#### [Given information]
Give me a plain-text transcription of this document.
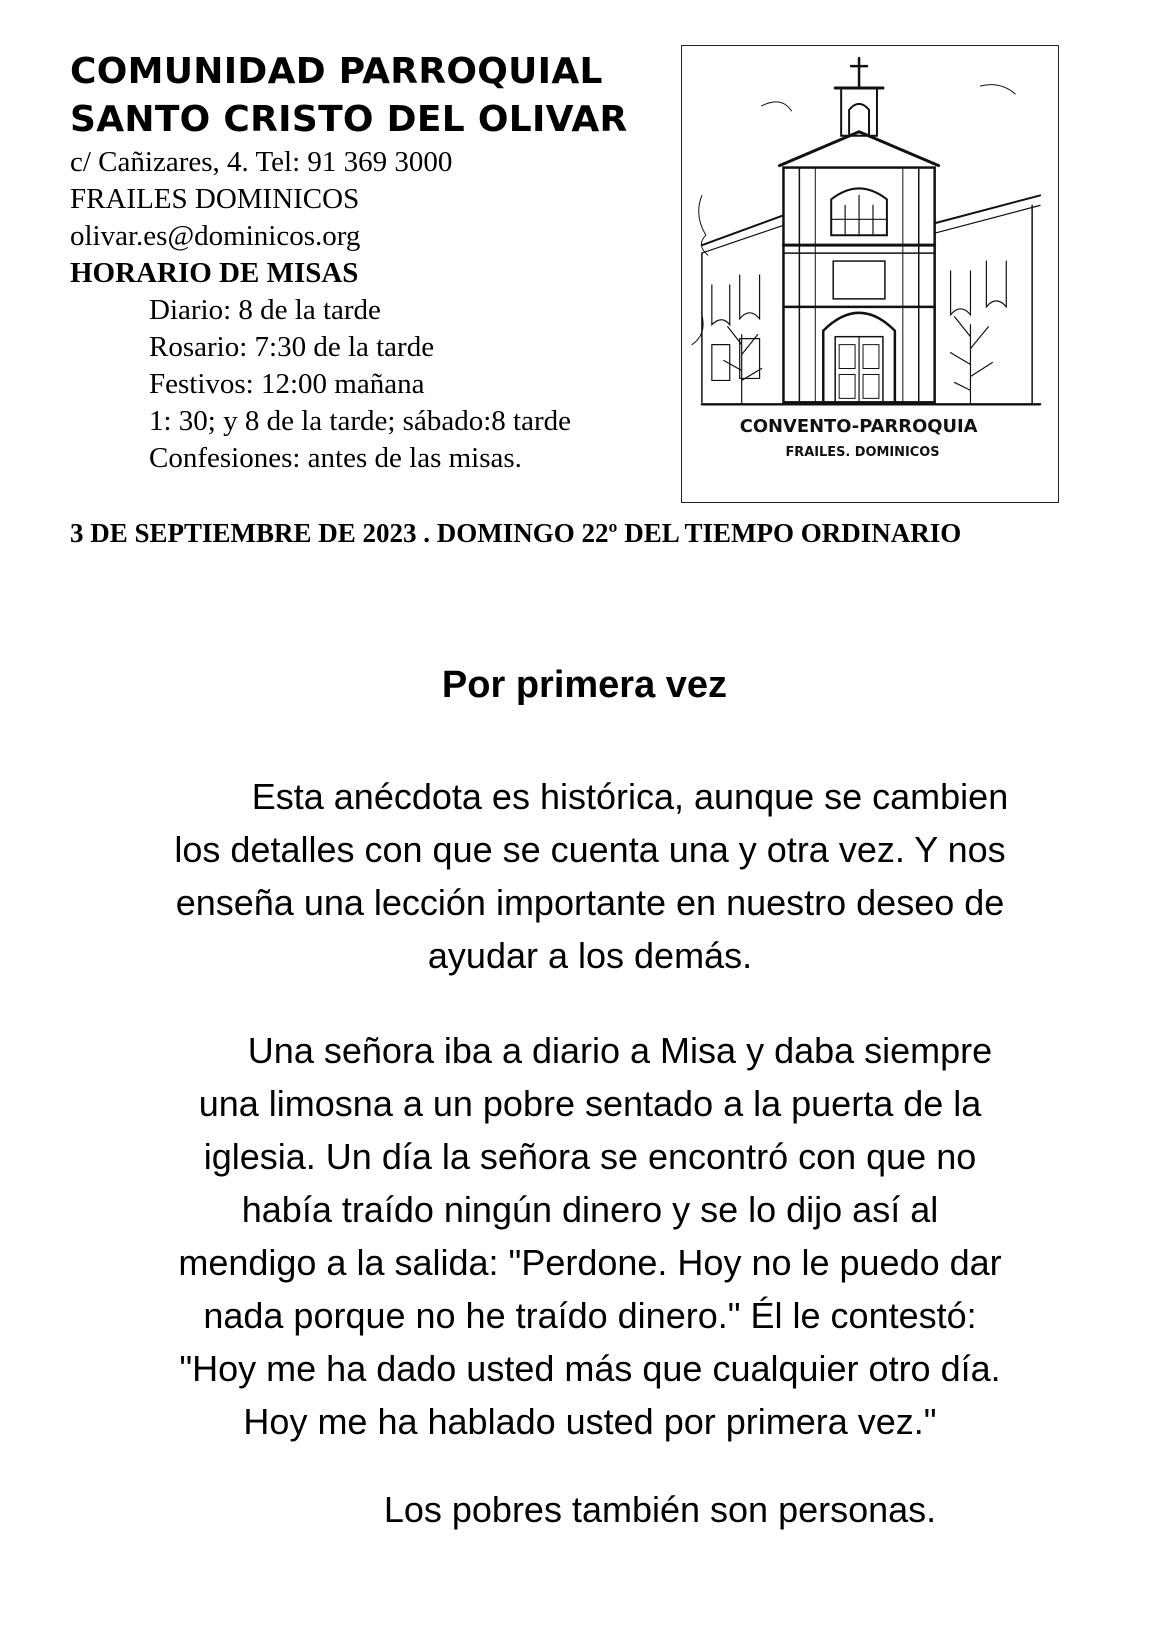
COMUNIDAD PARROQUIAL
SANTO CRISTO DEL OLIVAR
c/ Cañizares, 4. Tel: 91 369 3000
FRAILES DOMINICOS
olivar.es@dominicos.org
HORARIO DE MISAS
Diario: 8 de la tarde
Rosario: 7:30 de la tarde
Festivos: 12:00 mañana
1: 30; y 8 de la tarde; sábado:8 tarde
Confesiones: antes de las misas.
CONVENTO-PARROQUIA
FRAILES. DOMINICOS
3 DE SEPTIEMBRE DE 2023 . DOMINGO 22º DEL TIEMPO ORDINARIO
Por primera vez
Esta anécdota es histórica, aunque se cambien
los detalles con que se cuenta una y otra vez. Y nos
enseña una lección importante en nuestro deseo de
ayudar a los demás.
Una señora iba a diario a Misa y daba siempre
una limosna a un pobre sentado a la puerta de la
iglesia. Un día la señora se encontró con que no
había traído ningún dinero y se lo dijo así al
mendigo a la salida: "Perdone. Hoy no le puedo dar
nada porque no he traído dinero." Él le contestó:
"Hoy me ha dado usted más que cualquier otro día.
Hoy me ha hablado usted por primera vez."
Los pobres también son personas.
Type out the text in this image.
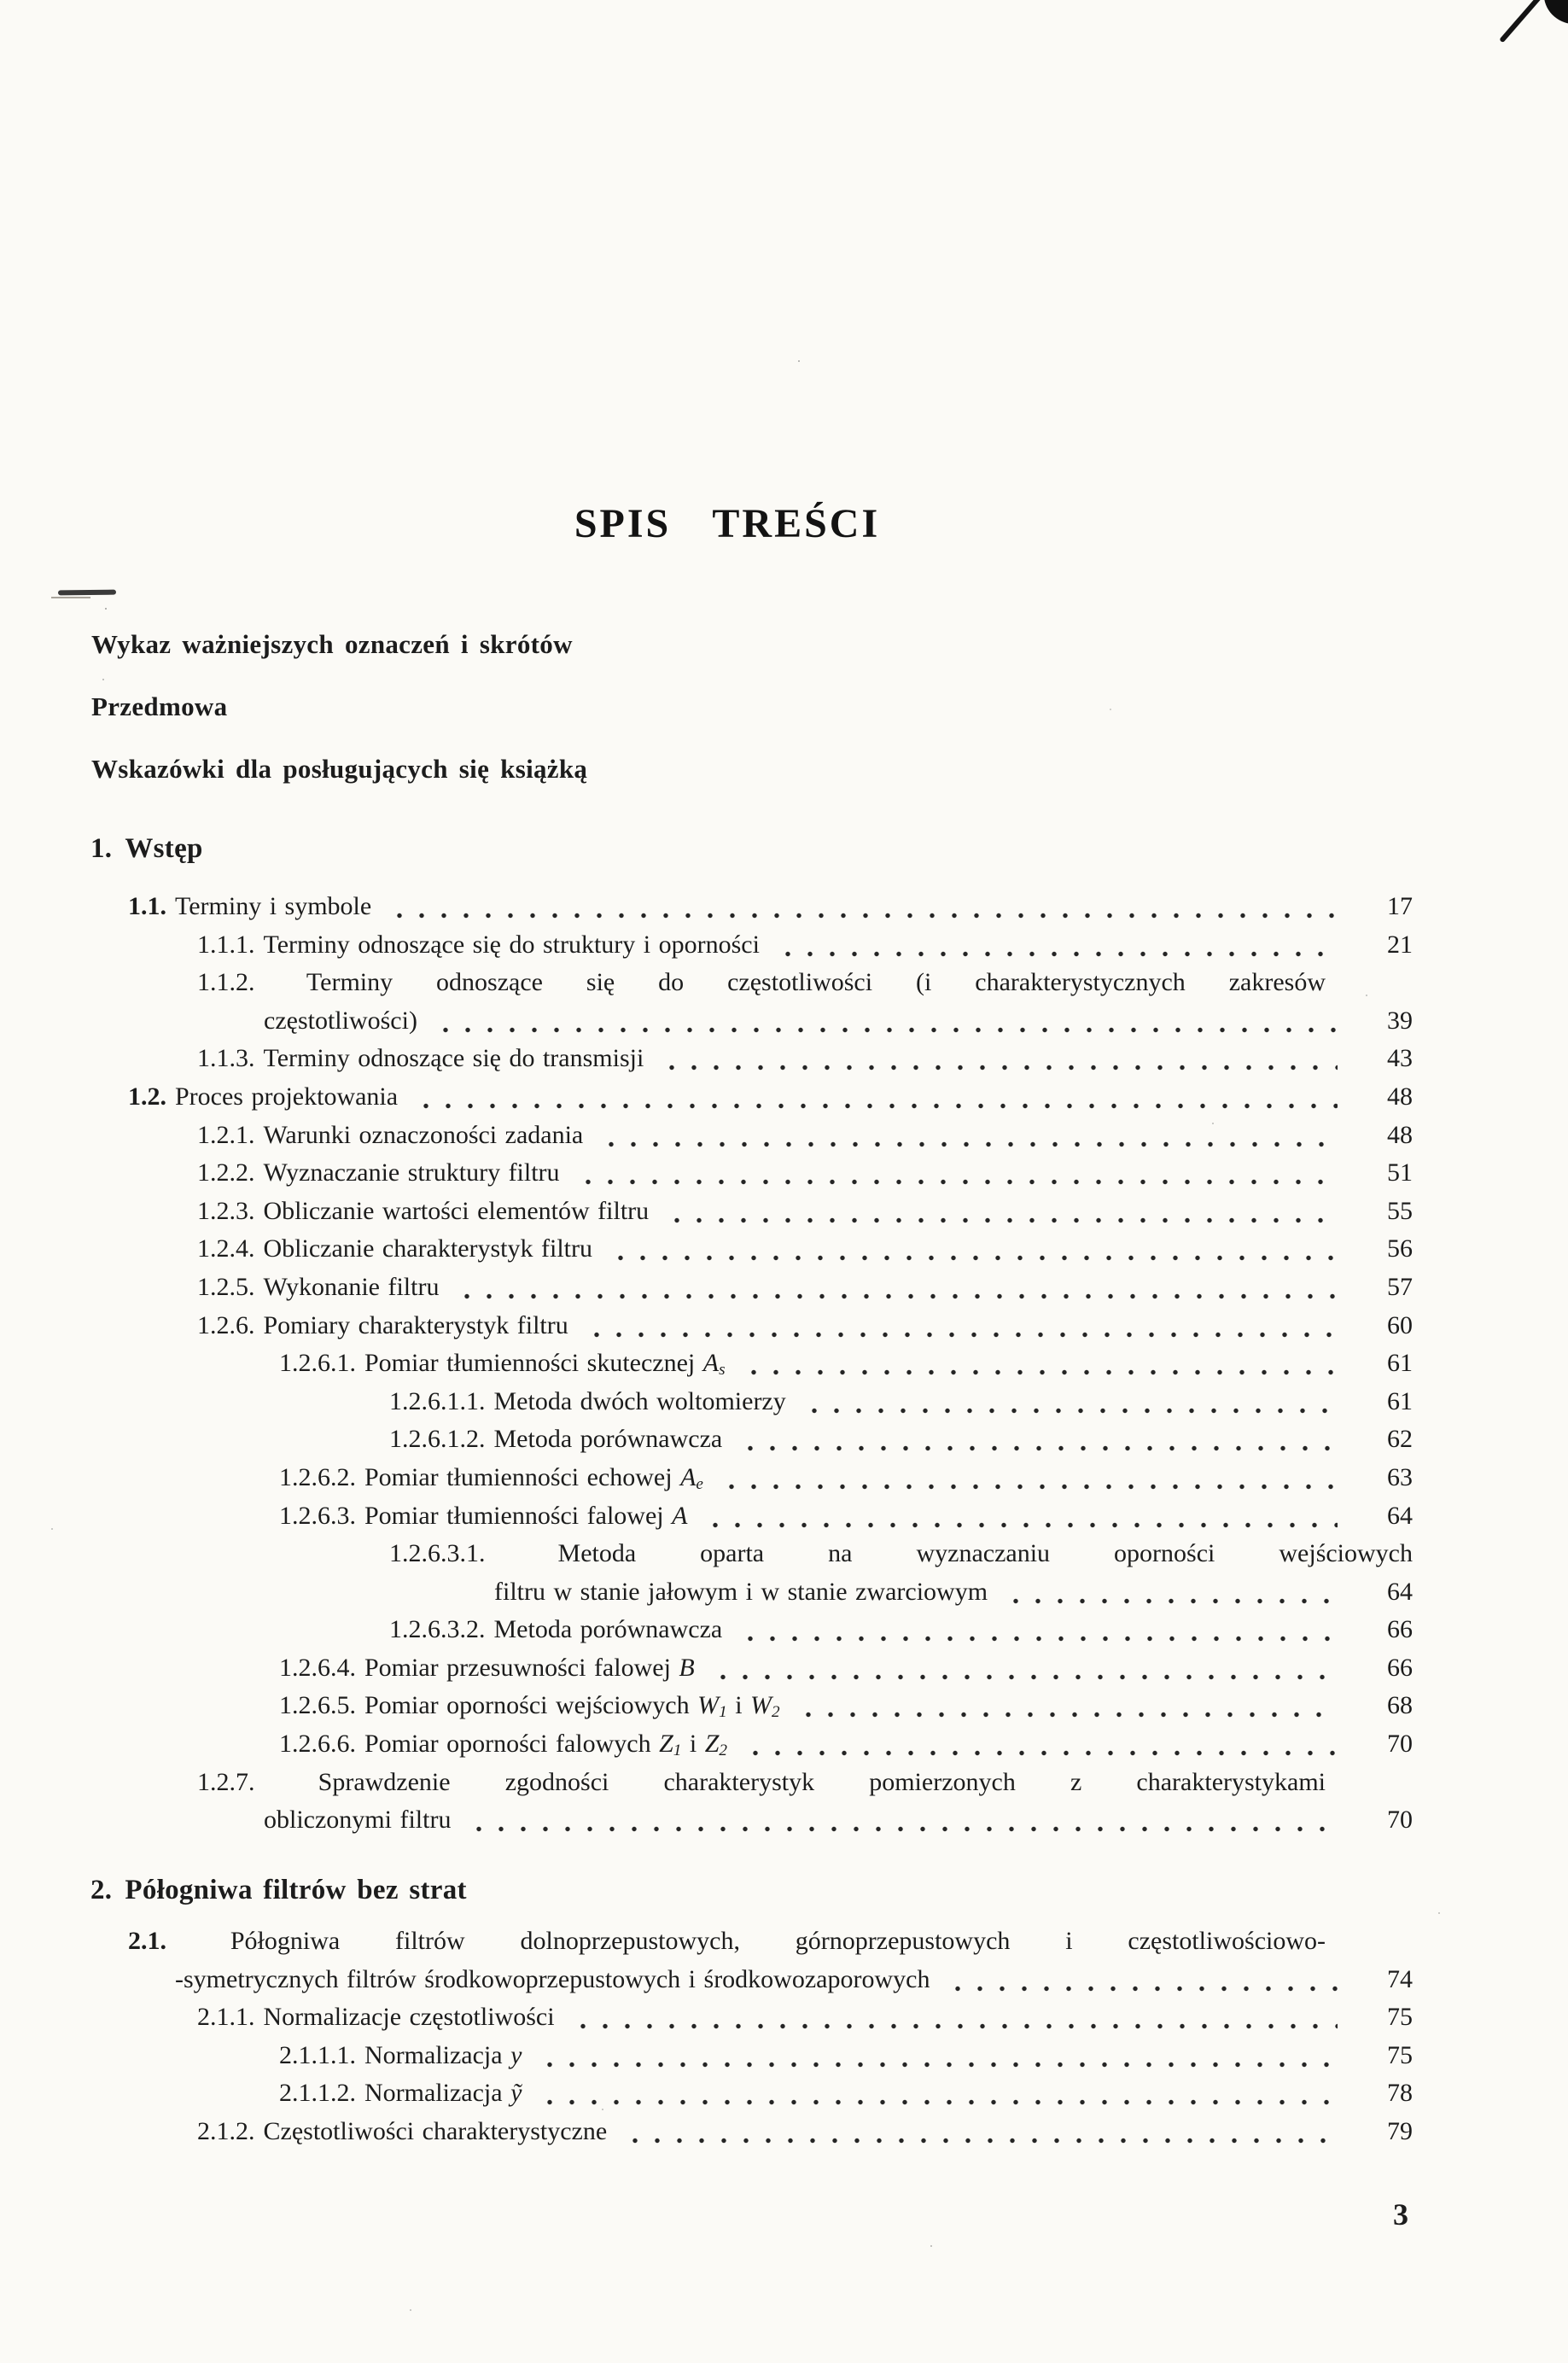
SPIS TREŚCI
Wykaz ważniejszych oznaczeń i skrótów
Przedmowa
Wskazówki dla posługujących się książką
1. Wstęp
1.1. Terminy i symbole	17
1.1.1. Terminy odnoszące się do struktury i oporności	21
1.1.2. Terminy odnoszące się do częstotliwości (i charakterystycznych zakresów
częstotliwości)	39
1.1.3. Terminy odnoszące się do transmisji	43
1.2. Proces projektowania	48
1.2.1. Warunki oznaczoności zadania	48
1.2.2. Wyznaczanie struktury filtru	51
1.2.3. Obliczanie wartości elementów filtru	55
1.2.4. Obliczanie charakterystyk filtru	56
1.2.5. Wykonanie filtru	57
1.2.6. Pomiary charakterystyk filtru	60
1.2.6.1. Pomiar tłumienności skutecznej $A_s$	61
1.2.6.1.1. Metoda dwóch woltomierzy	61
1.2.6.1.2. Metoda porównawcza	62
1.2.6.2. Pomiar tłumienności echowej $A_e$	63
1.2.6.3. Pomiar tłumienności falowej A	64
1.2.6.3.1.	Metoda oparta na wyznaczaniu oporności wejściowych
filtru w stanie jałowym i w stanie zwarciowym	64
1.2.6.3.2. Metoda porównawcza	66
1.2.6.4. Pomiar przesuwności falowej B	66
1.2.6.5. Pomiar oporności wejściowych $W_1$ i $W_2$	68
1.2.6.6. Pomiar oporności falowych $Z_1$ i $Z_2$	70
1.2.7. Sprawdzenie zgodności charakterystyk pomierzonych z charakterystykami
obliczonymi filtru	70
2. Półogniwa filtrów bez strat
2.1. Półogniwa filtrów dolnoprzepustowych, górnoprzepustowych i częstotliwościowo-
-symetrycznych filtrów środkowoprzepustowych i środkowozaporowych	74
2.1.1. Normalizacje częstotliwości	75
2.1.1.1. Normalizacja y	75
2.1.1.2. Normalizacja ỹ	78
2.1.2. Częstotliwości charakterystyczne	79
3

#### [Exercise brief]
Retype every entry verbatim and exclude the pictures from the copy.

#### [Result of the exercise]
Give me a plain-text transcription of this document.
COMUNIDAD PARROQUIAL
SANTO CRISTO DEL OLIVAR
c/ Cañizares, 4. Tel: 91 369 3000
FRAILES DOMINICOS
olivar.es@dominicos.org
HORARIO DE MISAS
Diario: 8 de la tarde
Rosario: 7:30 de la tarde
Festivos: 12:00 mañana
1: 30; y 8 de la tarde; sábado:8 tarde
Confesiones: antes de las misas.
CONVENTO-PARROQUIA
FRAILES. DOMINICOS
3 DE SEPTIEMBRE DE 2023 . DOMINGO 22º DEL TIEMPO ORDINARIO
Por primera vez
Esta anécdota es histórica, aunque se cambien
los detalles con que se cuenta una y otra vez. Y nos
enseña una lección importante en nuestro deseo de
ayudar a los demás.
Una señora iba a diario a Misa y daba siempre
una limosna a un pobre sentado a la puerta de la
iglesia. Un día la señora se encontró con que no
había traído ningún dinero y se lo dijo así al
mendigo a la salida: "Perdone. Hoy no le puedo dar
nada porque no he traído dinero." Él le contestó:
"Hoy me ha dado usted más que cualquier otro día.
Hoy me ha hablado usted por primera vez."
Los pobres también son personas.
Type out the text in this image.
SPIS TREŚCI
Wykaz ważniejszych oznaczeń i skrótów
Przedmowa
Wskazówki dla posługujących się książką
1. Wstęp
1.1. Terminy i symbole	17
1.1.1. Terminy odnoszące się do struktury i oporności	21
1.1.2. Terminy odnoszące się do częstotliwości (i charakterystycznych zakresów
częstotliwości)	39
1.1.3. Terminy odnoszące się do transmisji	43
1.2. Proces projektowania	48
1.2.1. Warunki oznaczoności zadania	48
1.2.2. Wyznaczanie struktury filtru	51
1.2.3. Obliczanie wartości elementów filtru	55
1.2.4. Obliczanie charakterystyk filtru	56
1.2.5. Wykonanie filtru	57
1.2.6. Pomiary charakterystyk filtru	60
1.2.6.1. Pomiar tłumienności skutecznej $A_s$	61
1.2.6.1.1. Metoda dwóch woltomierzy	61
1.2.6.1.2. Metoda porównawcza	62
1.2.6.2. Pomiar tłumienności echowej $A_e$	63
1.2.6.3. Pomiar tłumienności falowej A	64
1.2.6.3.1.	Metoda oparta na wyznaczaniu oporności wejściowych
filtru w stanie jałowym i w stanie zwarciowym	64
1.2.6.3.2. Metoda porównawcza	66
1.2.6.4. Pomiar przesuwności falowej B	66
1.2.6.5. Pomiar oporności wejściowych $W_1$ i $W_2$	68
1.2.6.6. Pomiar oporności falowych $Z_1$ i $Z_2$	70
1.2.7. Sprawdzenie zgodności charakterystyk pomierzonych z charakterystykami
obliczonymi filtru	70
2. Półogniwa filtrów bez strat
2.1. Półogniwa filtrów dolnoprzepustowych, górnoprzepustowych i częstotliwościowo-
-symetrycznych filtrów środkowoprzepustowych i środkowozaporowych	74
2.1.1. Normalizacje częstotliwości	75
2.1.1.1. Normalizacja y	75
2.1.1.2. Normalizacja ỹ	78
2.1.2. Częstotliwości charakterystyczne	79
3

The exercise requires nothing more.